START Given data

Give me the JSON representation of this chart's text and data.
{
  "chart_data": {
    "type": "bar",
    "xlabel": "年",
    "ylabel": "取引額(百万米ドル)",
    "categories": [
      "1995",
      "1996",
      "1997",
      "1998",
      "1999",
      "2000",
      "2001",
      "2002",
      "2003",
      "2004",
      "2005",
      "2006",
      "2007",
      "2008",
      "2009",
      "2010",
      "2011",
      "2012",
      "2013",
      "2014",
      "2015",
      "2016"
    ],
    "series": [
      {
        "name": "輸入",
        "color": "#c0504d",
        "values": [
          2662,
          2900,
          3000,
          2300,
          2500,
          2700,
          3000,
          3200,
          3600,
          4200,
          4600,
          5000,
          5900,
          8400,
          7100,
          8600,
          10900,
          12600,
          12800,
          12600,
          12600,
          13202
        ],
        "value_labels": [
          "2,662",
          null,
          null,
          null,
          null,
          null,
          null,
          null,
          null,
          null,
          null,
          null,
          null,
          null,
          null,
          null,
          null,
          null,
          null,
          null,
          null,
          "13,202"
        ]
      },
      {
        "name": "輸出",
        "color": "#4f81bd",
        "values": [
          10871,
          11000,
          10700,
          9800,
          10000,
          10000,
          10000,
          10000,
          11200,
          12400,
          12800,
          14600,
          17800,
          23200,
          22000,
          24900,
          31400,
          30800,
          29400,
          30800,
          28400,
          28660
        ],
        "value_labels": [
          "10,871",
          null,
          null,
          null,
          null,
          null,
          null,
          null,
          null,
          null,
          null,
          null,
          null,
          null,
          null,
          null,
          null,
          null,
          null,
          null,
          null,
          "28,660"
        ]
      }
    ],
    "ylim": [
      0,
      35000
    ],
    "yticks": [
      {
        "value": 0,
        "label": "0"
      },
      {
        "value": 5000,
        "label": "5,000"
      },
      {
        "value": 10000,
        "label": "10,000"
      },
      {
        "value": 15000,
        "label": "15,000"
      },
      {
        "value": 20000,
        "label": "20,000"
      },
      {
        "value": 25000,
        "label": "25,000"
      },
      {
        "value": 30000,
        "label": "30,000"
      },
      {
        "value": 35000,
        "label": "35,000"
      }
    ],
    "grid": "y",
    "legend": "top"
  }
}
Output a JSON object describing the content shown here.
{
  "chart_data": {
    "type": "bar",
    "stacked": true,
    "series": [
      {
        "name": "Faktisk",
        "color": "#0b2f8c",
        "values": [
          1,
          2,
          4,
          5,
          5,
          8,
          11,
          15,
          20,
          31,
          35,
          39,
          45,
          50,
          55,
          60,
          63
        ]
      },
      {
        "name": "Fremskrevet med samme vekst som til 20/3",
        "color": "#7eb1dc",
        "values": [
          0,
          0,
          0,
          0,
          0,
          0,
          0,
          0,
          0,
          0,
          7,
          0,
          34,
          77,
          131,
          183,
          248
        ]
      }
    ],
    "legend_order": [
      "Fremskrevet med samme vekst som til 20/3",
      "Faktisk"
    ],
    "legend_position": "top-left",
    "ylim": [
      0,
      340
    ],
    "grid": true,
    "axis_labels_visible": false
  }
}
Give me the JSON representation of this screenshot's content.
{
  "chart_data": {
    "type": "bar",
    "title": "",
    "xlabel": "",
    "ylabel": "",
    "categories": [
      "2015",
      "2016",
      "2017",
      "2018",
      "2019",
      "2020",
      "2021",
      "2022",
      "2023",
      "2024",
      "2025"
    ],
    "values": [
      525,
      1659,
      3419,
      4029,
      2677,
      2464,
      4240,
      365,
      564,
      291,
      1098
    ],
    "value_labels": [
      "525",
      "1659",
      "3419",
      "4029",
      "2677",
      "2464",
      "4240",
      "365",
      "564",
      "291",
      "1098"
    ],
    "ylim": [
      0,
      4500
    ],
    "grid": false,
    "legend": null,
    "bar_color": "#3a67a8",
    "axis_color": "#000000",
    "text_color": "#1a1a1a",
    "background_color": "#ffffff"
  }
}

END Given data
START Given data

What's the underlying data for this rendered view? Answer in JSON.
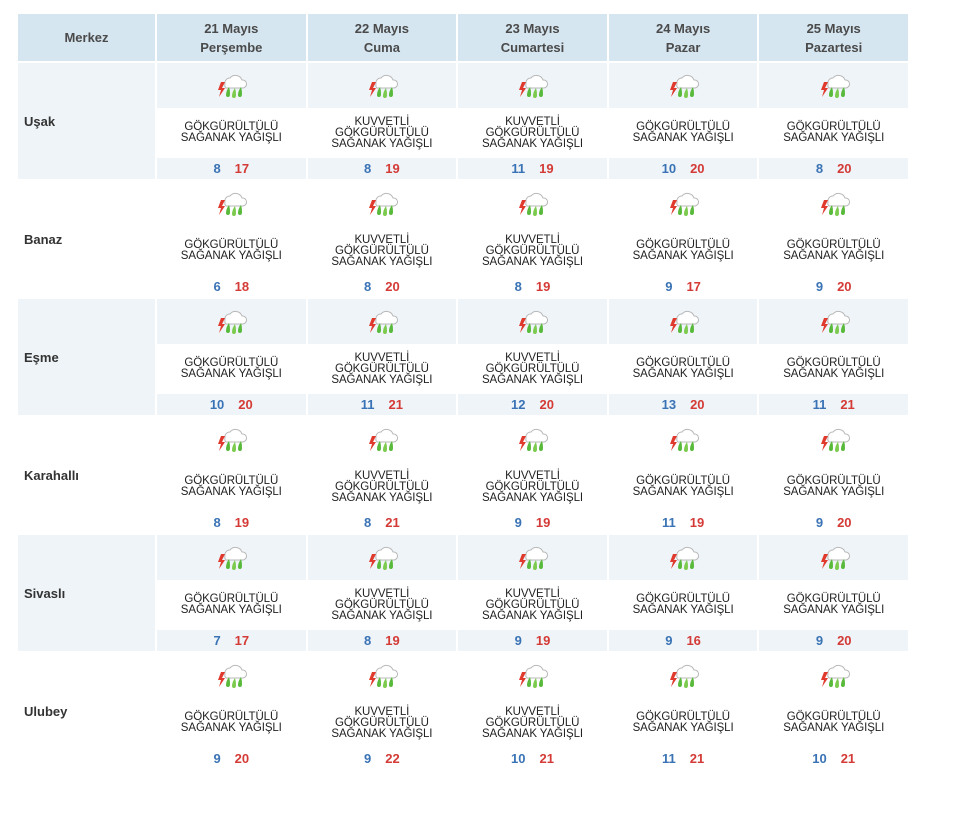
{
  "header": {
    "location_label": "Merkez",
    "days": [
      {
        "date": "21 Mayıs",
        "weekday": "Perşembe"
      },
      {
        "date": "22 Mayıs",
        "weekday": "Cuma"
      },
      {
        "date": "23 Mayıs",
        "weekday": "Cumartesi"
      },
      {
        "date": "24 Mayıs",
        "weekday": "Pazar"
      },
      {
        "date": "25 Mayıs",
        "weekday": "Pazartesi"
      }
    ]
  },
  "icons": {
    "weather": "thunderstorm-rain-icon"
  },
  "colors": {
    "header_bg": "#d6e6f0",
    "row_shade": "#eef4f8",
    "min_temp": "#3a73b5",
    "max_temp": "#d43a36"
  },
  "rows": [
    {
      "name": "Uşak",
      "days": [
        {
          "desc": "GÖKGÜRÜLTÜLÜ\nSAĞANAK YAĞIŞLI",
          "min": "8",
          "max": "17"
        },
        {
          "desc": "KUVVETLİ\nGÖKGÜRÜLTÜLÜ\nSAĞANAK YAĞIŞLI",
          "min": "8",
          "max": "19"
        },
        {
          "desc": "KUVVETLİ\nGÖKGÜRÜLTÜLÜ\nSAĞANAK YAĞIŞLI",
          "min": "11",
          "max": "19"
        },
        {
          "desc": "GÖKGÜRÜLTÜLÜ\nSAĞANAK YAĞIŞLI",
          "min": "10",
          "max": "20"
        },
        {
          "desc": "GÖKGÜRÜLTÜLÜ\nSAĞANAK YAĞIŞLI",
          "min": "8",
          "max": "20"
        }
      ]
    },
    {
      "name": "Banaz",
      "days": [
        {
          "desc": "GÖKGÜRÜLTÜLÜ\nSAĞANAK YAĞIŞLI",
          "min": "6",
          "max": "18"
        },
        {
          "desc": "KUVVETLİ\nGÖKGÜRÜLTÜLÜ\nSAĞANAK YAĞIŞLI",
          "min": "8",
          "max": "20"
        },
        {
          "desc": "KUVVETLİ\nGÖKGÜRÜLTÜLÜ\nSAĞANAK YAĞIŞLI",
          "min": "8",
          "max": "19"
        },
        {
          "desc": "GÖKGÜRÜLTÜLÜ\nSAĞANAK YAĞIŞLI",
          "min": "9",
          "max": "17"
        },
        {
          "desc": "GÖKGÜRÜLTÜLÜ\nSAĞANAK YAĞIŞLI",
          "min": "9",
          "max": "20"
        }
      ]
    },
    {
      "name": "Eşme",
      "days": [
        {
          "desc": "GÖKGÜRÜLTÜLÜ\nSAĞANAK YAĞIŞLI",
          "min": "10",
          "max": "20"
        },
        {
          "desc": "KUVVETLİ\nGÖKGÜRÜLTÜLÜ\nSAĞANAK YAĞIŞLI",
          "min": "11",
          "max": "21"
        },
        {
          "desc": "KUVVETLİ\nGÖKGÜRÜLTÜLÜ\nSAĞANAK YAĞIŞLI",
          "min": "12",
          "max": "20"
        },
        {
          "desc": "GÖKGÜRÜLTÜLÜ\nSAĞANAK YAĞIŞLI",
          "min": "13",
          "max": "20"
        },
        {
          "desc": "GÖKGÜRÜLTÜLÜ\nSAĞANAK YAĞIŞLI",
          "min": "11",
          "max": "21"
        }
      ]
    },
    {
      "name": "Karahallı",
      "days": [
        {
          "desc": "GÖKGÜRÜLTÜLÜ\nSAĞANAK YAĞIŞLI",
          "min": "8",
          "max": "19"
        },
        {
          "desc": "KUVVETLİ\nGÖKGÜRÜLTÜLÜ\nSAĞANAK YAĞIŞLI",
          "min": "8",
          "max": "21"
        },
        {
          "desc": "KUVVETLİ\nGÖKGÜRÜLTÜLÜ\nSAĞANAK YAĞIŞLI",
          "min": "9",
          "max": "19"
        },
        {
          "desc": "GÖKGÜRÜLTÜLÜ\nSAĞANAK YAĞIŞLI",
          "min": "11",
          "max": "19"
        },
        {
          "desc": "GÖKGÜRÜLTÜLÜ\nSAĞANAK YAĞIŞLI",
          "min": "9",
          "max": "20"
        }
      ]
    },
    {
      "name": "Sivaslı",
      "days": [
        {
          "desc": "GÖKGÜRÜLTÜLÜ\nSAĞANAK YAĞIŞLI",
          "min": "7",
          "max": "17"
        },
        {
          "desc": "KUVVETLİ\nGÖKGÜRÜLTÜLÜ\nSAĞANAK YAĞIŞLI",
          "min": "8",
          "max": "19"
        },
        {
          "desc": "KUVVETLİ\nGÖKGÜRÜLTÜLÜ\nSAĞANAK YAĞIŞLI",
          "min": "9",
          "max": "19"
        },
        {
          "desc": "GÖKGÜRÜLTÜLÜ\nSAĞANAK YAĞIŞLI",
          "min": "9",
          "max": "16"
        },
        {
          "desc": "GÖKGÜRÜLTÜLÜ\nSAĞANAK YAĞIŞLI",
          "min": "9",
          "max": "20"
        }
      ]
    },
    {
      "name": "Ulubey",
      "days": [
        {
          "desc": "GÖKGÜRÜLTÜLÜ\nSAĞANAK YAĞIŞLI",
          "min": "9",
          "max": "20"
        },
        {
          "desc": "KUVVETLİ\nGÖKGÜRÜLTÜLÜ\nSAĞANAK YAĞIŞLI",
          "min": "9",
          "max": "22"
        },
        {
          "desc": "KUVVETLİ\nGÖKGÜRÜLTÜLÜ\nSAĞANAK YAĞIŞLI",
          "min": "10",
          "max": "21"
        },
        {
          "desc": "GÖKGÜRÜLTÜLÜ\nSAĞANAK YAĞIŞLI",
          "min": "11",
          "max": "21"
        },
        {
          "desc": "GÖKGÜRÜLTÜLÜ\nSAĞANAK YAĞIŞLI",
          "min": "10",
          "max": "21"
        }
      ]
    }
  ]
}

END Given data

• Exercise: Collect the lines of the data that carry the word "false".

• Final result:
    "axis_labels_visible": false
    "grid": false,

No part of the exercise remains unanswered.